Copy each line exactly. Leave nothing out.

■ Records from a data collection:
━━━━━━━━━━━━━━━━━━━━
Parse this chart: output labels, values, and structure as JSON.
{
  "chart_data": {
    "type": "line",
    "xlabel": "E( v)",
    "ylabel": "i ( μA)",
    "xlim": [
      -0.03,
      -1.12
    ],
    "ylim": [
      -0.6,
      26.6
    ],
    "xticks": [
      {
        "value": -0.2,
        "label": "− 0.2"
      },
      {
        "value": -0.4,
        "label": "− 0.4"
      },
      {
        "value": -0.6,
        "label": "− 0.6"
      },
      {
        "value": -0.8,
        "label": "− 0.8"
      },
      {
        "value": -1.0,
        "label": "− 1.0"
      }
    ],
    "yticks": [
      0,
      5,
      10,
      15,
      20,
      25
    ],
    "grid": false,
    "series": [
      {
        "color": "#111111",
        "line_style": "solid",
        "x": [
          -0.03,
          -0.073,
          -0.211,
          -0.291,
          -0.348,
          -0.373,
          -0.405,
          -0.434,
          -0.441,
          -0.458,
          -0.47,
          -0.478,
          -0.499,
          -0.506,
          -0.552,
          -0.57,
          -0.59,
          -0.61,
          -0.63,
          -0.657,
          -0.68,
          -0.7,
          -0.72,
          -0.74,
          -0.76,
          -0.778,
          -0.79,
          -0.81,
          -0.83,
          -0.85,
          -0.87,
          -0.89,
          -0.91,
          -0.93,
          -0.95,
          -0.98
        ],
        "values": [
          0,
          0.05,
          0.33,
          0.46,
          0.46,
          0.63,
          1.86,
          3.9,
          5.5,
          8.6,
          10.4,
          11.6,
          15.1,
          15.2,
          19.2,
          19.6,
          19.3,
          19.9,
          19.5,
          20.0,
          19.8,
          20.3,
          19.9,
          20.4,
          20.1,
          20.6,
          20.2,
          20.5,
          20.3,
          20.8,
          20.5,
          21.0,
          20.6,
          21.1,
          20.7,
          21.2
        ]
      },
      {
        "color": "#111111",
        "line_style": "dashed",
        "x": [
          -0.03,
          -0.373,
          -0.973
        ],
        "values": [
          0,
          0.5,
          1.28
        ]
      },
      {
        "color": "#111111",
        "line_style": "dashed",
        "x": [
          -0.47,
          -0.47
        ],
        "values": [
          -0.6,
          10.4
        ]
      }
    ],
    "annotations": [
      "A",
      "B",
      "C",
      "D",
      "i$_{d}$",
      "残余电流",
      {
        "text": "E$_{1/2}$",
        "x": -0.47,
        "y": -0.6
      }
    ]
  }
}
━━━━━━━━━━━━━━━━━━━━
■ RESULT OF THE TASK:
Parse this chart: output labels, values, and structure as JSON.
{
  "chart_data": {
    "type": "line",
    "xlabel": "E( v)",
    "ylabel": "i ( μA)",
    "xlim": [
      -0.03,
      -1.12
    ],
    "ylim": [
      -0.6,
      26.6
    ],
    "xticks": [
      {
        "value": -0.2,
        "label": "− 0.2"
      },
      {
        "value": -0.4,
        "label": "− 0.4"
      },
      {
        "value": -0.6,
        "label": "− 0.6"
      },
      {
        "value": -0.8,
        "label": "− 0.8"
      },
      {
        "value": -1.0,
        "label": "− 1.0"
      }
    ],
    "yticks": [
      0,
      5,
      10,
      15,
      20,
      25
    ],
    "grid": false,
    "series": [
      {
        "color": "#111111",
        "line_style": "solid",
        "x": [
          -0.03,
          -0.073,
          -0.211,
          -0.291,
          -0.348,
          -0.373,
          -0.405,
          -0.434,
          -0.441,
          -0.458,
          -0.47,
          -0.478,
          -0.499,
          -0.506,
          -0.552,
          -0.57,
          -0.59,
          -0.61,
          -0.63,
          -0.657,
          -0.68,
          -0.7,
          -0.72,
          -0.74,
          -0.76,
          -0.778,
          -0.79,
          -0.81,
          -0.83,
          -0.85,
          -0.87,
          -0.89,
          -0.91,
          -0.93,
          -0.95,
          -0.98
        ],
        "values": [
          0,
          0.05,
          0.33,
          0.46,
          0.46,
          0.63,
          1.86,
          3.9,
          5.5,
          8.6,
          10.4,
          11.6,
          15.1,
          15.2,
          19.2,
          19.6,
          19.3,
          19.9,
          19.5,
          20.0,
          19.8,
          20.3,
          19.9,
          20.4,
          20.1,
          20.6,
          20.2,
          20.5,
          20.3,
          20.8,
          20.5,
          21.0,
          20.6,
          21.1,
          20.7,
          21.2
        ]
      },
      {
        "color": "#111111",
        "line_style": "dashed",
        "x": [
          -0.03,
          -0.373,
          -0.973
        ],
        "values": [
          0,
          0.5,
          1.28
        ]
      },
      {
        "color": "#111111",
        "line_style": "dashed",
        "x": [
          -0.47,
          -0.47
        ],
        "values": [
          -0.6,
          10.4
        ]
      }
    ],
    "annotations": [
      "A",
      "B",
      "C",
      "D",
      "i$_{d}$",
      "残余电流",
      {
        "text": "E$_{1/2}$",
        "x": -0.47,
        "y": -0.6
      }
    ]
  }
}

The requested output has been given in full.